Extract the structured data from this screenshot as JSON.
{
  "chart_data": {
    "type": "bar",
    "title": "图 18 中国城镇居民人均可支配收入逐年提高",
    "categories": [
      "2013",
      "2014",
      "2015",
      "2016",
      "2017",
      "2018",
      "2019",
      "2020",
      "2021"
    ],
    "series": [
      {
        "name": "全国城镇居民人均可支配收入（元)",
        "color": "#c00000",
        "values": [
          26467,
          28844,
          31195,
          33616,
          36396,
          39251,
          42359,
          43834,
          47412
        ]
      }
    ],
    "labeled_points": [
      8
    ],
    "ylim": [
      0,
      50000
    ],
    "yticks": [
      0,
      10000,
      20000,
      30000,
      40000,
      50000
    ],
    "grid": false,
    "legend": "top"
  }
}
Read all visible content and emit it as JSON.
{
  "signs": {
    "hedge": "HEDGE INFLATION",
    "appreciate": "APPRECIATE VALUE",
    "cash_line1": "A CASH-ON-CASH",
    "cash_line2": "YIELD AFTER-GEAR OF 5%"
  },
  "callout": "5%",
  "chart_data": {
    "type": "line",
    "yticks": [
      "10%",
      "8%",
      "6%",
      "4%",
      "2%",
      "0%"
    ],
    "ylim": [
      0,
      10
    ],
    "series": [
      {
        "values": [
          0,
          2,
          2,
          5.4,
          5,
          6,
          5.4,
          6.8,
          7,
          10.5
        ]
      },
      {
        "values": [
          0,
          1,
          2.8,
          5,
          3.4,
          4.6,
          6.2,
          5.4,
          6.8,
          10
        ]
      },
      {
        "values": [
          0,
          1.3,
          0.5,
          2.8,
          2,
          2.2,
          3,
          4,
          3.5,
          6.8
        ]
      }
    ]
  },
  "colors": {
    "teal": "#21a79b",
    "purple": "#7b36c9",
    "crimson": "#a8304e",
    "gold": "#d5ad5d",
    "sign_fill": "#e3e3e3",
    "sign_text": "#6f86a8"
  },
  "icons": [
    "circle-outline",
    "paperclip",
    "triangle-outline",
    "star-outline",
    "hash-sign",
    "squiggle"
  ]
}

Do this
Copy out each line of the data containing the string "outline".

Answer to this problem
    "circle-outline",
    "triangle-outline",
    "star-outline",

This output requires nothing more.